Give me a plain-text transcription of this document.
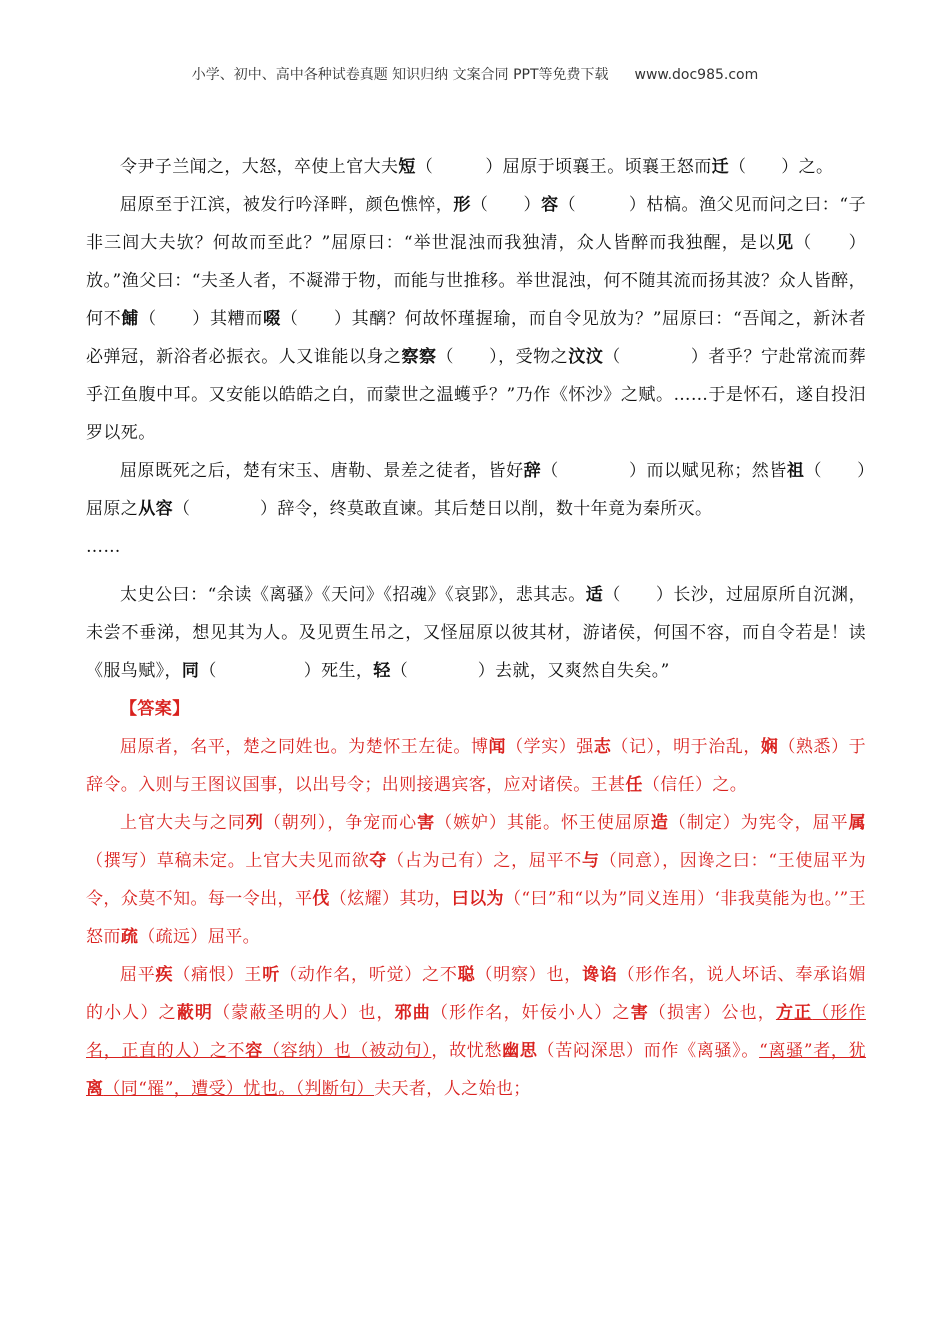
小学、初中、高中各种试卷真题 知识归纳 文案合同 PPT等免费下载 www.doc985.com

令尹子兰闻之，大怒，卒使上官大夫短（　　　）屈原于顷襄王。顷襄王怒而迁（　　）之。

屈原至于江滨，被发行吟泽畔，颜色憔悴，形（　　）容（　　　）枯槁。渔父见而问之曰：“子非三闾大夫欤？何故而至此？”屈原曰：“举世混浊而我独清，众人皆醉而我独醒，是以见（　　）放。”渔父曰：“夫圣人者，不凝滞于物，而能与世推移。举世混浊，何不随其流而扬其波？众人皆醉，何不餔（　　）其糟而啜（　　）其醨？何故怀瑾握瑜，而自令见放为？”屈原曰：“吾闻之，新沐者必弹冠，新浴者必振衣。人又谁能以身之察察（　　），受物之汶汶（　　　　）者乎？宁赴常流而葬乎江鱼腹中耳。又安能以皓皓之白，而蒙世之温蠖乎？”乃作《怀沙》之赋。……于是怀石，遂自投汨罗以死。

屈原既死之后，楚有宋玉、唐勒、景差之徒者，皆好辞（　　　　）而以赋见称；然皆祖（　　）屈原之从容（　　　　）辞令，终莫敢直谏。其后楚日以削，数十年竟为秦所灭。

……

太史公曰：“余读《离骚》《天问》《招魂》《哀郢》，悲其志。适（　　）长沙，过屈原所自沉渊，未尝不垂涕，想见其为人。及见贾生吊之，又怪屈原以彼其材，游诸侯，何国不容，而自令若是！读《服鸟赋》，同（　　　　　）死生，轻（　　　　）去就，又爽然自失矣。”

【答案】

屈原者，名平，楚之同姓也。为楚怀王左徒。博闻（学实）强志（记），明于治乱，娴（熟悉）于辞令。入则与王图议国事，以出号令；出则接遇宾客，应对诸侯。王甚任（信任）之。

上官大夫与之同列（朝列），争宠而心害（嫉妒）其能。怀王使屈原造（制定）为宪令，屈平属（撰写）草稿未定。上官大夫见而欲夺（占为己有）之，屈平不与（同意），因谗之曰：“王使屈平为令，众莫不知。每一令出，平伐（炫耀）其功，曰以为（“曰”和“以为”同义连用）‘非我莫能为也。’”王怒而疏（疏远）屈平。

屈平疾（痛恨）王听（动作名，听觉）之不聪（明察）也，谗谄（形作名，说人坏话、奉承谄媚的小人）之蔽明（蒙蔽圣明的人）也，邪曲（形作名，奸佞小人）之害（损害）公也，方正（形作名，正直的人）之不容（容纳）也（被动句），故忧愁幽思（苦闷深思）而作《离骚》。“离骚”者，犹离（同“罹”，遭受）忧也。（判断句）夫天者，人之始也；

*EXERCISE GOAL*. Skip the pictures and transcribe the rest of the records exactly.

*RESULT BELOW*.
Give me a plain-text transcription of this document.
小学、初中、高中各种试卷真题 知识归纳 文案合同 PPT等免费下载 www.doc985.com

令尹子兰闻之，大怒，卒使上官大夫短（　　　）屈原于顷襄王。顷襄王怒而迁（　　）之。

屈原至于江滨，被发行吟泽畔，颜色憔悴，形（　　）容（　　　）枯槁。渔父见而问之曰：“子非三闾大夫欤？何故而至此？”屈原曰：“举世混浊而我独清，众人皆醉而我独醒，是以见（　　）放。”渔父曰：“夫圣人者，不凝滞于物，而能与世推移。举世混浊，何不随其流而扬其波？众人皆醉，何不餔（　　）其糟而啜（　　）其醨？何故怀瑾握瑜，而自令见放为？”屈原曰：“吾闻之，新沐者必弹冠，新浴者必振衣。人又谁能以身之察察（　　），受物之汶汶（　　　　）者乎？宁赴常流而葬乎江鱼腹中耳。又安能以皓皓之白，而蒙世之温蠖乎？”乃作《怀沙》之赋。……于是怀石，遂自投汨罗以死。

屈原既死之后，楚有宋玉、唐勒、景差之徒者，皆好辞（　　　　）而以赋见称；然皆祖（　　）屈原之从容（　　　　）辞令，终莫敢直谏。其后楚日以削，数十年竟为秦所灭。

……

太史公曰：“余读《离骚》《天问》《招魂》《哀郢》，悲其志。适（　　）长沙，过屈原所自沉渊，未尝不垂涕，想见其为人。及见贾生吊之，又怪屈原以彼其材，游诸侯，何国不容，而自令若是！读《服鸟赋》，同（　　　　　）死生，轻（　　　　）去就，又爽然自失矣。”

【答案】

屈原者，名平，楚之同姓也。为楚怀王左徒。博闻（学实）强志（记），明于治乱，娴（熟悉）于辞令。入则与王图议国事，以出号令；出则接遇宾客，应对诸侯。王甚任（信任）之。

上官大夫与之同列（朝列），争宠而心害（嫉妒）其能。怀王使屈原造（制定）为宪令，屈平属（撰写）草稿未定。上官大夫见而欲夺（占为己有）之，屈平不与（同意），因谗之曰：“王使屈平为令，众莫不知。每一令出，平伐（炫耀）其功，曰以为（“曰”和“以为”同义连用）‘非我莫能为也。’”王怒而疏（疏远）屈平。

屈平疾（痛恨）王听（动作名，听觉）之不聪（明察）也，谗谄（形作名，说人坏话、奉承谄媚的小人）之蔽明（蒙蔽圣明的人）也，邪曲（形作名，奸佞小人）之害（损害）公也，方正（形作名，正直的人）之不容（容纳）也（被动句），故忧愁幽思（苦闷深思）而作《离骚》。“离骚”者，犹离（同“罹”，遭受）忧也。（判断句）夫天者，人之始也；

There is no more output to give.